● Information provided
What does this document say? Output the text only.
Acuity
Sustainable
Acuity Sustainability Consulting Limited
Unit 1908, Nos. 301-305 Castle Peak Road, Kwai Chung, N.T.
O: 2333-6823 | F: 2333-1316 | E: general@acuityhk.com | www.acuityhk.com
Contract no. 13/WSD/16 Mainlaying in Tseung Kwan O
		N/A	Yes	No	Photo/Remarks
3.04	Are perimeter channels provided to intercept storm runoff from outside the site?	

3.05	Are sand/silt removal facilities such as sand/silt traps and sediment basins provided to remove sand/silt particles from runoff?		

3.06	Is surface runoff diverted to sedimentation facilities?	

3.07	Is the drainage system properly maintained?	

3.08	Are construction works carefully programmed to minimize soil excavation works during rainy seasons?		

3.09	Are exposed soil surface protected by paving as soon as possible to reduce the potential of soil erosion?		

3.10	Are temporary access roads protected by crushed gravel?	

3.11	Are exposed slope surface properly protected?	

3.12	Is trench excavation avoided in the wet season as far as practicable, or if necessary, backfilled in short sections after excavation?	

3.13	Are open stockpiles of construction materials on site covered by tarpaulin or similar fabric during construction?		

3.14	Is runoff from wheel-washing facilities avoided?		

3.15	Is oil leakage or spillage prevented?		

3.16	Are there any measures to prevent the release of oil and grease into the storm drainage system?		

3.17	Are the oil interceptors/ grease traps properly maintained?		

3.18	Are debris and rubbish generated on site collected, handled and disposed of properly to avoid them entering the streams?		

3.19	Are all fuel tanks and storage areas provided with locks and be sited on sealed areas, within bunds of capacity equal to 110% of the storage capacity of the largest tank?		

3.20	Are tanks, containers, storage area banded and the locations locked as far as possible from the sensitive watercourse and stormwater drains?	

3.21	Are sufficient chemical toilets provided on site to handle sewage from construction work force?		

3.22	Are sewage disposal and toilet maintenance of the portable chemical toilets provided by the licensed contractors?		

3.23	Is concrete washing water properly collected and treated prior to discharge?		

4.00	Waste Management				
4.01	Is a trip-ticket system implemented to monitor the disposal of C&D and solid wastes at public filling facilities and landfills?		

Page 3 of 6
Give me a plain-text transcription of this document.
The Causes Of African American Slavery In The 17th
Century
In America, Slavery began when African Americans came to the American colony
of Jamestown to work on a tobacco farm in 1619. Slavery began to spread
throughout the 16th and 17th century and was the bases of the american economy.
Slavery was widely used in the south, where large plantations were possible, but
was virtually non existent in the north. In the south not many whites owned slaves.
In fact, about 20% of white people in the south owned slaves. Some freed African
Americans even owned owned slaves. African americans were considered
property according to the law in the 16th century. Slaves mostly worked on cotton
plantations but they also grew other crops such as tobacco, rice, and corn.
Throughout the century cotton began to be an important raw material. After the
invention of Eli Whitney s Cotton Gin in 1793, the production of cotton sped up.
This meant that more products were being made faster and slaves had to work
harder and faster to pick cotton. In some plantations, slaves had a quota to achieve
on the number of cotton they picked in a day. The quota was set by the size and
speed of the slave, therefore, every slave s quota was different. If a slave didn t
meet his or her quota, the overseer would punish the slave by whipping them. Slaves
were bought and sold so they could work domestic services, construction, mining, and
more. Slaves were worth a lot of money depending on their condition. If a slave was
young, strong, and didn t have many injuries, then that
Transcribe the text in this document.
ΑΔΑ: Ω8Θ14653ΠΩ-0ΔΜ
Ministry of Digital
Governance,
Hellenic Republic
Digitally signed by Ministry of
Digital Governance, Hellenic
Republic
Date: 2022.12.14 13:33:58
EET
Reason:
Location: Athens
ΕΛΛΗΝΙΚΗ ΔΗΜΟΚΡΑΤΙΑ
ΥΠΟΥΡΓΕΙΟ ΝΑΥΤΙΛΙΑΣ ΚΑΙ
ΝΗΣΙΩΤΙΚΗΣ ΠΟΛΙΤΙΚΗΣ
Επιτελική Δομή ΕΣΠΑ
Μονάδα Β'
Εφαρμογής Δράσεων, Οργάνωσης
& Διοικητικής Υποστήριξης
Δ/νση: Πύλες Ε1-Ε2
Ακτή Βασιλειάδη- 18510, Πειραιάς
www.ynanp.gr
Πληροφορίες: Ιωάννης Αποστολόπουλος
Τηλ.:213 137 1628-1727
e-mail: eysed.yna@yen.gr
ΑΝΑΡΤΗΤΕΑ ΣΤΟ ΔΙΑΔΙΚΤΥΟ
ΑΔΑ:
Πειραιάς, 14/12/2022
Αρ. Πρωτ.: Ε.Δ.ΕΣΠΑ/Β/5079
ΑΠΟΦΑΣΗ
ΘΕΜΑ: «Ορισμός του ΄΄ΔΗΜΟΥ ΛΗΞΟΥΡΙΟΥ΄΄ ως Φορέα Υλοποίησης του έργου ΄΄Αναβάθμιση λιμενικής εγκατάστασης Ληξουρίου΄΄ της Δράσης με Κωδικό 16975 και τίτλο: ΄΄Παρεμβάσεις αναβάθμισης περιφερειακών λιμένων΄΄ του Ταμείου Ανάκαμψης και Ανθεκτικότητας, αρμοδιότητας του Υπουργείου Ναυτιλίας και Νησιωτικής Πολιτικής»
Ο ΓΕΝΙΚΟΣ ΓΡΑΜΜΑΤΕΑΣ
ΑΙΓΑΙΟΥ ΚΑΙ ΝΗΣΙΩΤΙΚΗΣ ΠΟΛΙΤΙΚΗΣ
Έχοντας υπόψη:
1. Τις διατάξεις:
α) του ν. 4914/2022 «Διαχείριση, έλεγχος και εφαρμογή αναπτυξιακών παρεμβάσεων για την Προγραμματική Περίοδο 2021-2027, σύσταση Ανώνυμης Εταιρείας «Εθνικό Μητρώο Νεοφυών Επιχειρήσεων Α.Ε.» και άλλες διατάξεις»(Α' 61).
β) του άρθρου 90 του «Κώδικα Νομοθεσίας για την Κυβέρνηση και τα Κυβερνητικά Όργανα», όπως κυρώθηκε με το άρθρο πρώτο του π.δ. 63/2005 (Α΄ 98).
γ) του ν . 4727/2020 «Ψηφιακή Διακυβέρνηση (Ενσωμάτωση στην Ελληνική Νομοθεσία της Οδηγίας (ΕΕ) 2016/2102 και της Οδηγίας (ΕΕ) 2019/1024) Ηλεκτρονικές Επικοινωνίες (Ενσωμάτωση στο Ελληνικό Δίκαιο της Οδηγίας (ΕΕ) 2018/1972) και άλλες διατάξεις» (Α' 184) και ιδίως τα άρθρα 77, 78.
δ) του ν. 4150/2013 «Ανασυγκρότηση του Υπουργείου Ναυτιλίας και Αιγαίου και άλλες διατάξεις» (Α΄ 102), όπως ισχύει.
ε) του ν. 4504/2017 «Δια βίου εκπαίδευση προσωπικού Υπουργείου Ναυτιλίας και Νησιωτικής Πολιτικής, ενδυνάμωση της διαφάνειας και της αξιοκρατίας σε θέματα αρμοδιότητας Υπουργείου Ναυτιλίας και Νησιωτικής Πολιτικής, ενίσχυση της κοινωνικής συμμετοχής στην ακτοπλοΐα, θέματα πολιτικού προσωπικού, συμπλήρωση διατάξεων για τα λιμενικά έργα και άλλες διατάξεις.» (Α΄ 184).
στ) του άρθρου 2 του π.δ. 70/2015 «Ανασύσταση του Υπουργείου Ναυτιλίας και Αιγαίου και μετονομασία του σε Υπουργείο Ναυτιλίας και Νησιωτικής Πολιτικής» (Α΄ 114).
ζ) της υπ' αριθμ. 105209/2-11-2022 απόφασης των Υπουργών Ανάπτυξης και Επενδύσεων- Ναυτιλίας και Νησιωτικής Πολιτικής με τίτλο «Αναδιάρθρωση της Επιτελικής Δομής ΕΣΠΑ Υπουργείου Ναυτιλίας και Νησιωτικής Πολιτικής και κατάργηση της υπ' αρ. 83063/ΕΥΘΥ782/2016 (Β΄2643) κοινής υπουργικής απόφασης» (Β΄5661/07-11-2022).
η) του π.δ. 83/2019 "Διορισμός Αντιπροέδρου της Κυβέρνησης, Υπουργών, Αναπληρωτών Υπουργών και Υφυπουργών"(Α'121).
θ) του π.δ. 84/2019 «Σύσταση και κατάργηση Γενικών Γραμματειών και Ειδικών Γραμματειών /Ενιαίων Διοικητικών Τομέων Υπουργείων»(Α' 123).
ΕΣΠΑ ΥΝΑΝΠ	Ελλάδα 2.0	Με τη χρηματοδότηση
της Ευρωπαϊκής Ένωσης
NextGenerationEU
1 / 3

● Your goal
Identify each line of the material where the word "Americans" shows up, and copy it.

● Written answer
In America, Slavery began when African Americans came to the American colony
Americans even owned owned slaves. African americans were considered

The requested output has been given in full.